What is asked:
Write out the data below in full, unchanged, minus the images.

Part of a data file:
******************************
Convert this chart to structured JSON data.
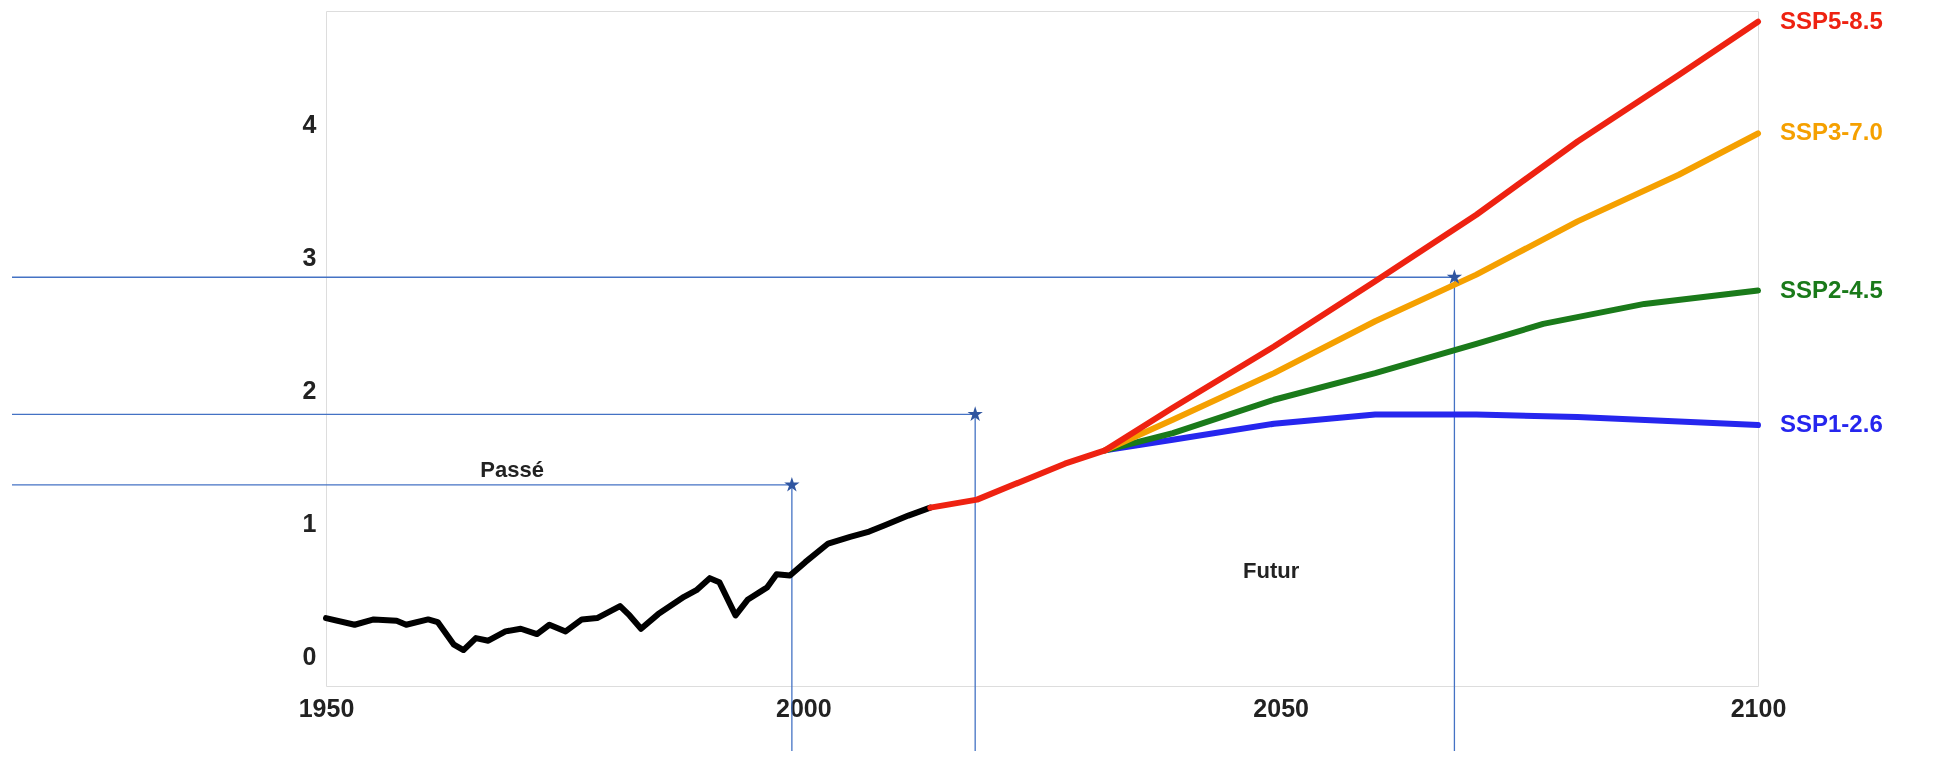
{
  "chart_data": {
    "type": "line",
    "xlim": [
      1950,
      2100
    ],
    "ylim": [
      -0.22,
      4.85
    ],
    "xticks": [
      1950,
      2000,
      2050,
      2100
    ],
    "yticks": [
      0,
      1,
      2,
      3,
      4
    ],
    "grid": false,
    "series": [
      {
        "color": "#000000",
        "x": [
          1950,
          1953,
          1955,
          1957.4,
          1958.4,
          1960.7,
          1961.7,
          1963.4,
          1964.4,
          1965.7,
          1967,
          1968.8,
          1970.4,
          1972.1,
          1973.4,
          1975.1,
          1976.8,
          1978.4,
          1980.8,
          1981.8,
          1983,
          1984.8,
          1987.5,
          1988.8,
          1990.2,
          1991.2,
          1992.9,
          1994.2,
          1996.2,
          1997.2,
          1998.6,
          2000.2,
          2002.6,
          2004.9,
          2006.9,
          2008.6,
          2011,
          2013.3
        ],
        "values": [
          0.29,
          0.24,
          0.28,
          0.27,
          0.24,
          0.28,
          0.26,
          0.09,
          0.05,
          0.14,
          0.12,
          0.19,
          0.21,
          0.17,
          0.24,
          0.19,
          0.28,
          0.29,
          0.38,
          0.31,
          0.21,
          0.32,
          0.45,
          0.5,
          0.59,
          0.56,
          0.31,
          0.43,
          0.52,
          0.62,
          0.61,
          0.71,
          0.85,
          0.9,
          0.94,
          0.99,
          1.06,
          1.12
        ]
      },
      {
        "name": "SSP1-2.6",
        "color": "#2626ee",
        "x": [
          2031.6,
          2038.7,
          2049.3,
          2059.9,
          2070.5,
          2081.1,
          2100
        ],
        "values": [
          1.55,
          1.63,
          1.75,
          1.82,
          1.82,
          1.8,
          1.74
        ]
      },
      {
        "name": "SSP2-4.5",
        "color": "#1a7a1a",
        "x": [
          2031.6,
          2038.7,
          2049.3,
          2059.9,
          2070.5,
          2077.5,
          2088.1,
          2100
        ],
        "values": [
          1.55,
          1.68,
          1.93,
          2.13,
          2.35,
          2.5,
          2.65,
          2.75
        ]
      },
      {
        "name": "SSP3-7.0",
        "color": "#f5a000",
        "x": [
          2031.6,
          2038.7,
          2049.3,
          2059.9,
          2070.5,
          2081.1,
          2091.7,
          2100
        ],
        "values": [
          1.55,
          1.78,
          2.13,
          2.52,
          2.87,
          3.27,
          3.62,
          3.93
        ]
      },
      {
        "name": "SSP5-8.5",
        "color": "#ee2211",
        "x": [
          2013.3,
          2018.2,
          2027.4,
          2031.6,
          2038.7,
          2049.3,
          2059.9,
          2070.5,
          2081.1,
          2091.7,
          2100
        ],
        "values": [
          1.12,
          1.18,
          1.45,
          1.55,
          1.87,
          2.33,
          2.82,
          3.32,
          3.87,
          4.37,
          4.77
        ]
      },
      {
        "type": "scatter",
        "marker": "star",
        "color": "#2f55a0",
        "x": [
          1998.8,
          2018.0,
          2068.2
        ],
        "values": [
          1.29,
          1.82,
          2.85
        ]
      }
    ],
    "ref_lines": [
      {
        "axis": "y",
        "value": 1.29,
        "color": "#4472c4"
      },
      {
        "axis": "y",
        "value": 1.82,
        "color": "#4472c4"
      },
      {
        "axis": "y",
        "value": 2.85,
        "color": "#4472c4"
      },
      {
        "axis": "x",
        "value": 1998.8,
        "color": "#4472c4"
      },
      {
        "axis": "x",
        "value": 2018.0,
        "color": "#4472c4"
      },
      {
        "axis": "x",
        "value": 2068.2,
        "color": "#4472c4"
      }
    ],
    "annotations": [
      "Passé",
      "Futur"
    ]
  }
}
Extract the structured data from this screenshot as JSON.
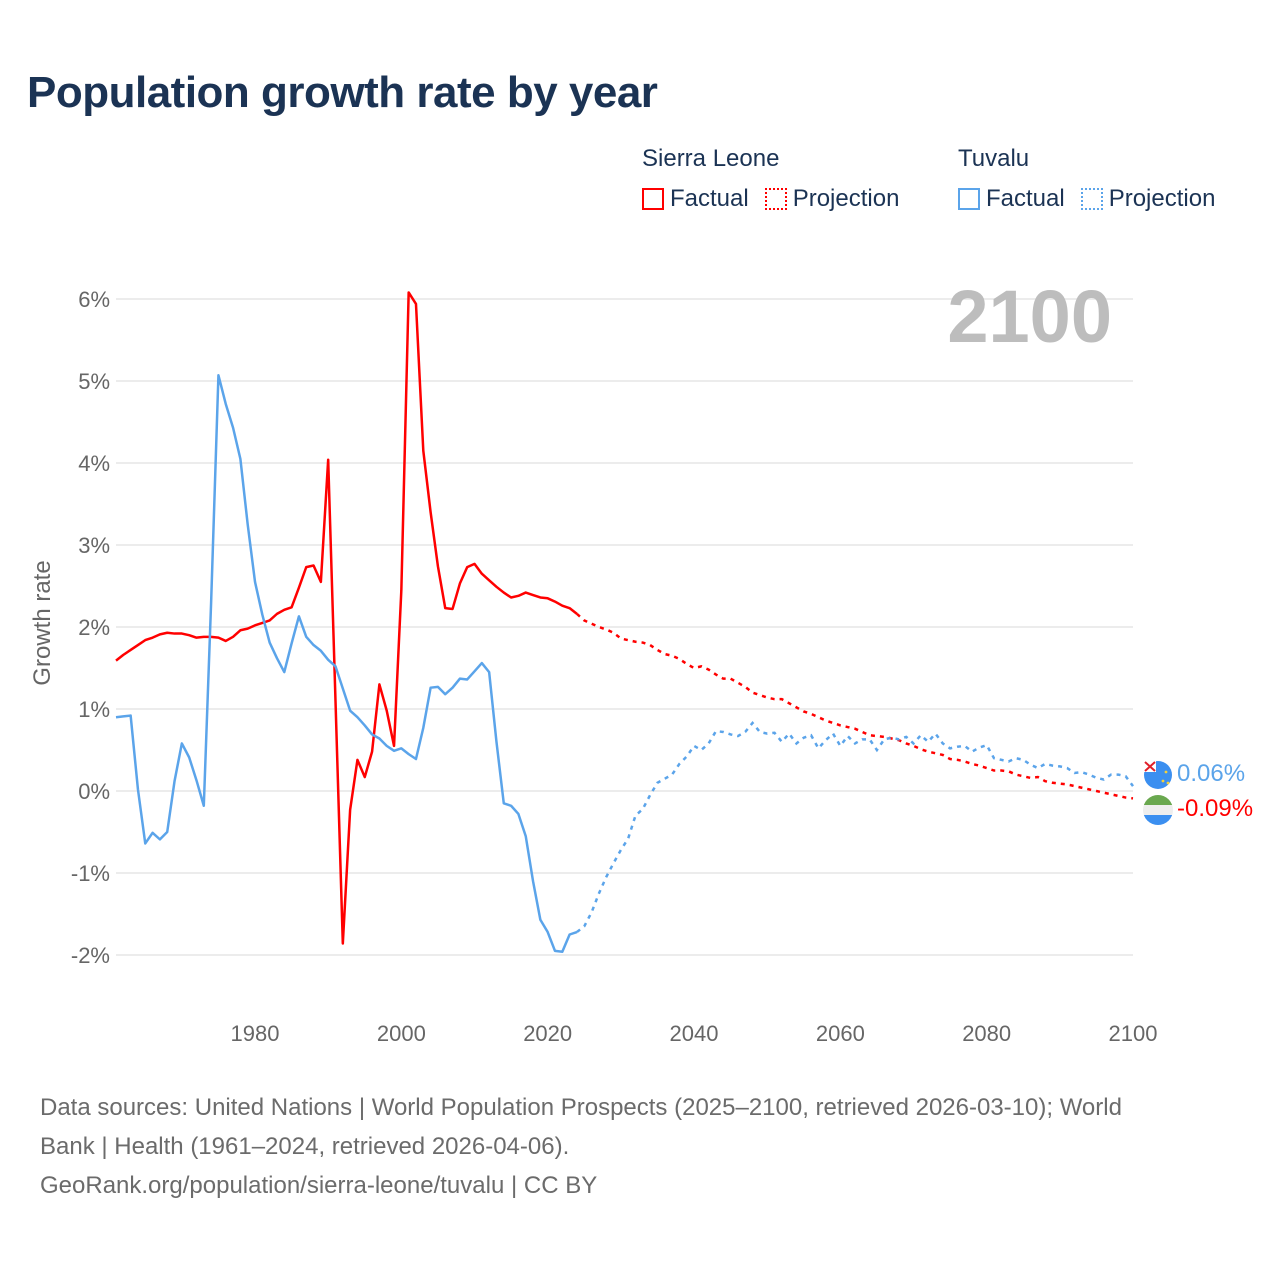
******************************
Task answer:
Convert this chart to structured JSON data.
{
  "chart_data": {
    "type": "line",
    "xlim": [
      1950,
      2100
    ],
    "ylim": [
      -0.22,
      4.85
    ],
    "xticks": [
      1950,
      2000,
      2050,
      2100
    ],
    "yticks": [
      0,
      1,
      2,
      3,
      4
    ],
    "grid": false,
    "series": [
      {
        "color": "#000000",
        "x": [
          1950,
          1953,
          1955,
          1957.4,
          1958.4,
          1960.7,
          1961.7,
          1963.4,
          1964.4,
          1965.7,
          1967,
          1968.8,
          1970.4,
          1972.1,
          1973.4,
          1975.1,
          1976.8,
          1978.4,
          1980.8,
          1981.8,
          1983,
          1984.8,
          1987.5,
          1988.8,
          1990.2,
          1991.2,
          1992.9,
          1994.2,
          1996.2,
          1997.2,
          1998.6,
          2000.2,
          2002.6,
          2004.9,
          2006.9,
          2008.6,
          2011,
          2013.3
        ],
        "values": [
          0.29,
          0.24,
          0.28,
          0.27,
          0.24,
          0.28,
          0.26,
          0.09,
          0.05,
          0.14,
          0.12,
          0.19,
          0.21,
          0.17,
          0.24,
          0.19,
          0.28,
          0.29,
          0.38,
          0.31,
          0.21,
          0.32,
          0.45,
          0.5,
          0.59,
          0.56,
          0.31,
          0.43,
          0.52,
          0.62,
          0.61,
          0.71,
          0.85,
          0.9,
          0.94,
          0.99,
          1.06,
          1.12
        ]
      },
      {
        "name": "SSP1-2.6",
        "color": "#2626ee",
        "x": [
          2031.6,
          2038.7,
          2049.3,
          2059.9,
          2070.5,
          2081.1,
          2100
        ],
        "values": [
          1.55,
          1.63,
          1.75,
          1.82,
          1.82,
          1.8,
          1.74
        ]
      },
      {
        "name": "SSP2-4.5",
        "color": "#1a7a1a",
        "x": [
          2031.6,
          2038.7,
          2049.3,
          2059.9,
          2070.5,
          2077.5,
          2088.1,
          2100
        ],
        "values": [
          1.55,
          1.68,
          1.93,
          2.13,
          2.35,
          2.5,
          2.65,
          2.75
        ]
      },
      {
        "name": "SSP3-7.0",
        "color": "#f5a000",
        "x": [
          2031.6,
          2038.7,
          2049.3,
          2059.9,
          2070.5,
          2081.1,
          2091.7,
          2100
        ],
        "values": [
          1.55,
          1.78,
          2.13,
          2.52,
          2.87,
          3.27,
          3.62,
          3.93
        ]
      },
      {
        "name": "SSP5-8.5",
        "color": "#ee2211",
        "x": [
          2013.3,
          2018.2,
          2027.4,
          2031.6,
          2038.7,
          2049.3,
          2059.9,
          2070.5,
          2081.1,
          2091.7,
          2100
        ],
        "values": [
          1.12,
          1.18,
          1.45,
          1.55,
          1.87,
          2.33,
          2.82,
          3.32,
          3.87,
          4.37,
          4.77
        ]
      },
      {
        "type": "scatter",
        "marker": "star",
        "color": "#2f55a0",
        "x": [
          1998.8,
          2018.0,
          2068.2
        ],
        "values": [
          1.29,
          1.82,
          2.85
        ]
      }
    ],
    "ref_lines": [
      {
        "axis": "y",
        "value": 1.29,
        "color": "#4472c4"
      },
      {
        "axis": "y",
        "value": 1.82,
        "color": "#4472c4"
      },
      {
        "axis": "y",
        "value": 2.85,
        "color": "#4472c4"
      },
      {
        "axis": "x",
        "value": 1998.8,
        "color": "#4472c4"
      },
      {
        "axis": "x",
        "value": 2018.0,
        "color": "#4472c4"
      },
      {
        "axis": "x",
        "value": 2068.2,
        "color": "#4472c4"
      }
    ],
    "annotations": [
      "Passé",
      "Futur"
    ]
  }
}
Extract the structured data from this screenshot as JSON.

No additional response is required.